═══ TASK INPUT ═══
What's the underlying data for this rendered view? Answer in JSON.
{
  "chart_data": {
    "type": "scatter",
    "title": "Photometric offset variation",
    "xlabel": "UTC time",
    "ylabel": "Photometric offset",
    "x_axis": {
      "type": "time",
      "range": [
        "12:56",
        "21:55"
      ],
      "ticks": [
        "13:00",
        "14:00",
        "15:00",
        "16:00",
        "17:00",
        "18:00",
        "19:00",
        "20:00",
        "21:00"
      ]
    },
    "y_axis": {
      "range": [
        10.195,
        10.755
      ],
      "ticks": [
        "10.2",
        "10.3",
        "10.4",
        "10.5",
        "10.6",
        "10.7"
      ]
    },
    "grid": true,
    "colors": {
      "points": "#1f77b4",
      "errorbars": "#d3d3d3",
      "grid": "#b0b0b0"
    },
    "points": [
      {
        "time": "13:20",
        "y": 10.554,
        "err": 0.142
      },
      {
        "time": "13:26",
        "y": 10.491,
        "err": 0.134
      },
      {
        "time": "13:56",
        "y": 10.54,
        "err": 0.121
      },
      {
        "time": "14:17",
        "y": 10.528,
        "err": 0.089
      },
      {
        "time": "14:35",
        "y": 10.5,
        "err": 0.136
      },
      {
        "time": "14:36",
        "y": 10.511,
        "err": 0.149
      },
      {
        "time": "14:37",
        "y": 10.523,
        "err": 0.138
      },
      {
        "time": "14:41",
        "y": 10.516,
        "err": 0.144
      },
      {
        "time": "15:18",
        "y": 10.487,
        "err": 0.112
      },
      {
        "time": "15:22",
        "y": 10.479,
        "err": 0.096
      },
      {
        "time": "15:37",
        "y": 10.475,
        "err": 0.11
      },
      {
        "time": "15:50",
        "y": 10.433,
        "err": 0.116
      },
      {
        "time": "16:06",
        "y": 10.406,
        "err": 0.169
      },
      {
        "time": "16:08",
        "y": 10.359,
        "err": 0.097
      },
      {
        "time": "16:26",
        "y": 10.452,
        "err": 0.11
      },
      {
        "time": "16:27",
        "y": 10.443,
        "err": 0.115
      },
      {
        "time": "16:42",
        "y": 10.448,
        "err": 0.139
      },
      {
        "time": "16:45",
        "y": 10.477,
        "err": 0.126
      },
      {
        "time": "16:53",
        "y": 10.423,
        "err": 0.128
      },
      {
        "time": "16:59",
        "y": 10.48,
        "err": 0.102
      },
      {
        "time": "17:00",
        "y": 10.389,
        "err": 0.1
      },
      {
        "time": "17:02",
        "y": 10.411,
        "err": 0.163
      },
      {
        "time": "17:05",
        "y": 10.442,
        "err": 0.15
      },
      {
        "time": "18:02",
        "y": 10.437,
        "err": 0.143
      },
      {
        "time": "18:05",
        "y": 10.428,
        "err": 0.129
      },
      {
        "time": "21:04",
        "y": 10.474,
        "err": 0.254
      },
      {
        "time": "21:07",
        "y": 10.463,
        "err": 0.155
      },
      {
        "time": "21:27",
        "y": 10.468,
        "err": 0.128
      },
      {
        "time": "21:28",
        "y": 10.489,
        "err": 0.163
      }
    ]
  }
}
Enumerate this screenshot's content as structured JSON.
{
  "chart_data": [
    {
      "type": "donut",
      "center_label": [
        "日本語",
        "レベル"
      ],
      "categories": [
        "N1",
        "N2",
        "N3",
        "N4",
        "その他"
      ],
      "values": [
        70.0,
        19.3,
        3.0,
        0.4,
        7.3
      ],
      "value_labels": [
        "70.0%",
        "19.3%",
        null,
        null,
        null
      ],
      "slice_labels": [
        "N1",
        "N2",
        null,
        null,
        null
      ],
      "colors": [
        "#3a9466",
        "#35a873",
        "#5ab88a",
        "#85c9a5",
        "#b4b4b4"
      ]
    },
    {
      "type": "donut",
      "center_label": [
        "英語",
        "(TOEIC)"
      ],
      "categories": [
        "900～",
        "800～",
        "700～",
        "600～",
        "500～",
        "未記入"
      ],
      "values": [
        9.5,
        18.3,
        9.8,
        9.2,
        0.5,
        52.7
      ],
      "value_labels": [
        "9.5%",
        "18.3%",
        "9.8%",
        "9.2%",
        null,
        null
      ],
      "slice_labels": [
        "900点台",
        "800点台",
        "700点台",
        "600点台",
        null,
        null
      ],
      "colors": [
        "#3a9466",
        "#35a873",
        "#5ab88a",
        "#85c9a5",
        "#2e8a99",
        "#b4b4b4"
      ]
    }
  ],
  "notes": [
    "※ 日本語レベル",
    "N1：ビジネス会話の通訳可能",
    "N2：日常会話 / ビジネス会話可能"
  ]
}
═══
## THE REQUEST
Check each line above for the word "type", and copy the lines where it appears.

## RESULT FOR THIS EXERCISE
    "type": "scatter",
      "type": "time",
      "type": "donut",
      "type": "donut",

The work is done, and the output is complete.